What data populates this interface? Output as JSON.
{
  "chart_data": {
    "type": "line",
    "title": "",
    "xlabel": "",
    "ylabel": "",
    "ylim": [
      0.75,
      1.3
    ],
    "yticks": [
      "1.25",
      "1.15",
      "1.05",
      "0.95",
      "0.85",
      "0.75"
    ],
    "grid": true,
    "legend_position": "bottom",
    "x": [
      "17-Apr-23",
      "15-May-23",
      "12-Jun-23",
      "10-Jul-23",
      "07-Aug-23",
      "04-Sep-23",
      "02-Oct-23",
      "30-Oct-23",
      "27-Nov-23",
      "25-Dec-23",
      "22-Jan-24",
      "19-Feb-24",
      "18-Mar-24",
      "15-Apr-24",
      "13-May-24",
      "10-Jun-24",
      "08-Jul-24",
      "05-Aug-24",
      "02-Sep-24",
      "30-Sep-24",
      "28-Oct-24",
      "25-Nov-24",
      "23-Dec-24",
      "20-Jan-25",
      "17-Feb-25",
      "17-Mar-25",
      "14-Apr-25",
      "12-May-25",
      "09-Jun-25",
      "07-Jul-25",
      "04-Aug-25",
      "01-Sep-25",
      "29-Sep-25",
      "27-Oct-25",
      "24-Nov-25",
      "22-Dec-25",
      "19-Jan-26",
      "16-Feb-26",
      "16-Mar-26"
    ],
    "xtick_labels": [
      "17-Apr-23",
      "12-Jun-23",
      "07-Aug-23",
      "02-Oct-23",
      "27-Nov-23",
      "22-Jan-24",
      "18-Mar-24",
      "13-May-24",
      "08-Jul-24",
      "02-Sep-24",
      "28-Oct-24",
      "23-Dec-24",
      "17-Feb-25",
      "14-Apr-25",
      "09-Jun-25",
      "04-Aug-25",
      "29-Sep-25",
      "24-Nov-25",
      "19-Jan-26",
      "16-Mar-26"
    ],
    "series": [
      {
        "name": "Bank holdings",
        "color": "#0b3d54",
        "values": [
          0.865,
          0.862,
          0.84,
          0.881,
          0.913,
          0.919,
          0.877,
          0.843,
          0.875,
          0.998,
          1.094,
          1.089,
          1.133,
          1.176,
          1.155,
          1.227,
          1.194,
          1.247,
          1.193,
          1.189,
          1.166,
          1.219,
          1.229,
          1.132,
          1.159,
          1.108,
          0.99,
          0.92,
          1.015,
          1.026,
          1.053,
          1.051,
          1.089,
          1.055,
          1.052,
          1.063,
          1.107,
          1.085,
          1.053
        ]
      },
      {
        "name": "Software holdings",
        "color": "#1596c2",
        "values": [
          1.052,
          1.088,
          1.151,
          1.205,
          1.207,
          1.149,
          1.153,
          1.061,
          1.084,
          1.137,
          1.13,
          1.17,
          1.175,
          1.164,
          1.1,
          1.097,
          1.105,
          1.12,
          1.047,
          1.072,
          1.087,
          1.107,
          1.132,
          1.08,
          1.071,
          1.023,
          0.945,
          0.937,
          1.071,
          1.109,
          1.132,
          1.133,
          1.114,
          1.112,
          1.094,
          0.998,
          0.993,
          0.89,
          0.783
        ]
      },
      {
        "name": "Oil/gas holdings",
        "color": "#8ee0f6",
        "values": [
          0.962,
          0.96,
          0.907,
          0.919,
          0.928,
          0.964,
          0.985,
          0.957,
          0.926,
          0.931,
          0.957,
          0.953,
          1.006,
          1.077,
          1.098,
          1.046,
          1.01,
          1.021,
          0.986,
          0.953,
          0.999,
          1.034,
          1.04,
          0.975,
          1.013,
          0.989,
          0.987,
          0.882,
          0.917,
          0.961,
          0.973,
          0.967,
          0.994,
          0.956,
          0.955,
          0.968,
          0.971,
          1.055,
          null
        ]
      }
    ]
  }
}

**EXERCISE INSTRUCTIONS:** Restate the listing in full, word for word.

**CORRECT ANSWER:**
What data populates this interface? Output as JSON.
{
  "chart_data": {
    "type": "line",
    "title": "",
    "xlabel": "",
    "ylabel": "",
    "ylim": [
      0.75,
      1.3
    ],
    "yticks": [
      "1.25",
      "1.15",
      "1.05",
      "0.95",
      "0.85",
      "0.75"
    ],
    "grid": true,
    "legend_position": "bottom",
    "x": [
      "17-Apr-23",
      "15-May-23",
      "12-Jun-23",
      "10-Jul-23",
      "07-Aug-23",
      "04-Sep-23",
      "02-Oct-23",
      "30-Oct-23",
      "27-Nov-23",
      "25-Dec-23",
      "22-Jan-24",
      "19-Feb-24",
      "18-Mar-24",
      "15-Apr-24",
      "13-May-24",
      "10-Jun-24",
      "08-Jul-24",
      "05-Aug-24",
      "02-Sep-24",
      "30-Sep-24",
      "28-Oct-24",
      "25-Nov-24",
      "23-Dec-24",
      "20-Jan-25",
      "17-Feb-25",
      "17-Mar-25",
      "14-Apr-25",
      "12-May-25",
      "09-Jun-25",
      "07-Jul-25",
      "04-Aug-25",
      "01-Sep-25",
      "29-Sep-25",
      "27-Oct-25",
      "24-Nov-25",
      "22-Dec-25",
      "19-Jan-26",
      "16-Feb-26",
      "16-Mar-26"
    ],
    "xtick_labels": [
      "17-Apr-23",
      "12-Jun-23",
      "07-Aug-23",
      "02-Oct-23",
      "27-Nov-23",
      "22-Jan-24",
      "18-Mar-24",
      "13-May-24",
      "08-Jul-24",
      "02-Sep-24",
      "28-Oct-24",
      "23-Dec-24",
      "17-Feb-25",
      "14-Apr-25",
      "09-Jun-25",
      "04-Aug-25",
      "29-Sep-25",
      "24-Nov-25",
      "19-Jan-26",
      "16-Mar-26"
    ],
    "series": [
      {
        "name": "Bank holdings",
        "color": "#0b3d54",
        "values": [
          0.865,
          0.862,
          0.84,
          0.881,
          0.913,
          0.919,
          0.877,
          0.843,
          0.875,
          0.998,
          1.094,
          1.089,
          1.133,
          1.176,
          1.155,
          1.227,
          1.194,
          1.247,
          1.193,
          1.189,
          1.166,
          1.219,
          1.229,
          1.132,
          1.159,
          1.108,
          0.99,
          0.92,
          1.015,
          1.026,
          1.053,
          1.051,
          1.089,
          1.055,
          1.052,
          1.063,
          1.107,
          1.085,
          1.053
        ]
      },
      {
        "name": "Software holdings",
        "color": "#1596c2",
        "values": [
          1.052,
          1.088,
          1.151,
          1.205,
          1.207,
          1.149,
          1.153,
          1.061,
          1.084,
          1.137,
          1.13,
          1.17,
          1.175,
          1.164,
          1.1,
          1.097,
          1.105,
          1.12,
          1.047,
          1.072,
          1.087,
          1.107,
          1.132,
          1.08,
          1.071,
          1.023,
          0.945,
          0.937,
          1.071,
          1.109,
          1.132,
          1.133,
          1.114,
          1.112,
          1.094,
          0.998,
          0.993,
          0.89,
          0.783
        ]
      },
      {
        "name": "Oil/gas holdings",
        "color": "#8ee0f6",
        "values": [
          0.962,
          0.96,
          0.907,
          0.919,
          0.928,
          0.964,
          0.985,
          0.957,
          0.926,
          0.931,
          0.957,
          0.953,
          1.006,
          1.077,
          1.098,
          1.046,
          1.01,
          1.021,
          0.986,
          0.953,
          0.999,
          1.034,
          1.04,
          0.975,
          1.013,
          0.989,
          0.987,
          0.882,
          0.917,
          0.961,
          0.973,
          0.967,
          0.994,
          0.956,
          0.955,
          0.968,
          0.971,
          1.055,
          null
        ]
      }
    ]
  }
}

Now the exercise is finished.